• _Aim of the task_
Beneath this sentence is a set of records; write each of them out exactly.

• _Source records_
--- BEGIN ---
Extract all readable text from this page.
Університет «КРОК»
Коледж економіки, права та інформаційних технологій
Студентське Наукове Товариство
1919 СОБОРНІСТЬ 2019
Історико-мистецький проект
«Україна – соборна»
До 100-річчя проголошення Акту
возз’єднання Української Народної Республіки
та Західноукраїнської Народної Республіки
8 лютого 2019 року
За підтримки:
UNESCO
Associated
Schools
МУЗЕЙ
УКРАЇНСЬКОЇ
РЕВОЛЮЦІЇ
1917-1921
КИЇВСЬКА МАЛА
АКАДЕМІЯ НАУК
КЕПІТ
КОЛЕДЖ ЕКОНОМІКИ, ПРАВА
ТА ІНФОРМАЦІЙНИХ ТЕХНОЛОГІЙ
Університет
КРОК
--- END ---
• _Answer to the exercise_
Extract all readable text from this page.
Університет «КРОК»
Коледж економіки, права та інформаційних технологій
Студентське Наукове Товариство
1919 СОБОРНІСТЬ 2019
Історико-мистецький проект
«Україна – соборна»
До 100-річчя проголошення Акту
возз’єднання Української Народної Республіки
та Західноукраїнської Народної Республіки
8 лютого 2019 року
За підтримки:
UNESCO
Associated
Schools
МУЗЕЙ
УКРАЇНСЬКОЇ
РЕВОЛЮЦІЇ
1917-1921
КИЇВСЬКА МАЛА
АКАДЕМІЯ НАУК
КЕПІТ
КОЛЕДЖ ЕКОНОМІКИ, ПРАВА
ТА ІНФОРМАЦІЙНИХ ТЕХНОЛОГІЙ
Університет
КРОК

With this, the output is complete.